##### RECORDS FOR THIS TASK #####
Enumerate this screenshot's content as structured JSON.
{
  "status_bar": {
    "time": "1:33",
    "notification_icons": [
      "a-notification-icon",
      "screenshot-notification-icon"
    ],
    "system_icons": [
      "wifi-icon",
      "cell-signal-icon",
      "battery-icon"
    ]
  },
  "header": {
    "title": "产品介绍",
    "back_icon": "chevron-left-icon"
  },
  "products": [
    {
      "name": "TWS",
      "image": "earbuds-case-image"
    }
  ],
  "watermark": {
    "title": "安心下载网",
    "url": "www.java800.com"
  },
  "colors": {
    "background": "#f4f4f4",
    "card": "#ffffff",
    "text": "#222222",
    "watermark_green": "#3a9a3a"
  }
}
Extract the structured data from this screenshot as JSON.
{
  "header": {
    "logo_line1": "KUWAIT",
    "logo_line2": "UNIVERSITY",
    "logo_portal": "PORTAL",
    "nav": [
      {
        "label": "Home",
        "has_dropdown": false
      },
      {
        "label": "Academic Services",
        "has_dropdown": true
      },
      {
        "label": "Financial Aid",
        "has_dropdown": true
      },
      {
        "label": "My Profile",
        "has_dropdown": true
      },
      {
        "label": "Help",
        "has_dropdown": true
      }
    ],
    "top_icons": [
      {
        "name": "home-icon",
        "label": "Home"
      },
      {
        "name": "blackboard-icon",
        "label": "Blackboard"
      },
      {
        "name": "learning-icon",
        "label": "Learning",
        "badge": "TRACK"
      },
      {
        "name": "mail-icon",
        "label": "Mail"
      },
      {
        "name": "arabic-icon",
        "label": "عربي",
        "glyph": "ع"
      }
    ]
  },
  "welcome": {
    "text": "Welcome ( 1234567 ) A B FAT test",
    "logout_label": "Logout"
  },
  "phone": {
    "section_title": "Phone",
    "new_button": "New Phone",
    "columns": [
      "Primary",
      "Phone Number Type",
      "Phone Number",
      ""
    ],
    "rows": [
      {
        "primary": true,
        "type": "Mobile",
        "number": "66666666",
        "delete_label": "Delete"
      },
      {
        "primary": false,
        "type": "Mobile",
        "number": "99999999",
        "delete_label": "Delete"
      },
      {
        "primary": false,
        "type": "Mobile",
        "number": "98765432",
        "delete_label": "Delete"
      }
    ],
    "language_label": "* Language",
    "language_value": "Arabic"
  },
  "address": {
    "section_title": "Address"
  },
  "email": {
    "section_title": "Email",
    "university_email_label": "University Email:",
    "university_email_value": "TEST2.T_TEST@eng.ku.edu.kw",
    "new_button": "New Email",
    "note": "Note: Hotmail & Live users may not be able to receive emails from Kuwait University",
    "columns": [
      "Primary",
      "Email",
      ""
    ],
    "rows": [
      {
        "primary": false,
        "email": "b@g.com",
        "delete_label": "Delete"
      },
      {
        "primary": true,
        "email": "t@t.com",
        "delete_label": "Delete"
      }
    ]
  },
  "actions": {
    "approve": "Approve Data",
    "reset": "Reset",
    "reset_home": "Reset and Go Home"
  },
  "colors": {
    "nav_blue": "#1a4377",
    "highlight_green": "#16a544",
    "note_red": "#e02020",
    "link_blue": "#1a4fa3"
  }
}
#####
* **EXERCISE INSTRUCTIONS**
Check each line of the records for "structured" and copy the ones that contain it.

* **PROBLEM SOLUTION**
Enumerate this screenshot's content as structured JSON.
Extract the structured data from this screenshot as JSON.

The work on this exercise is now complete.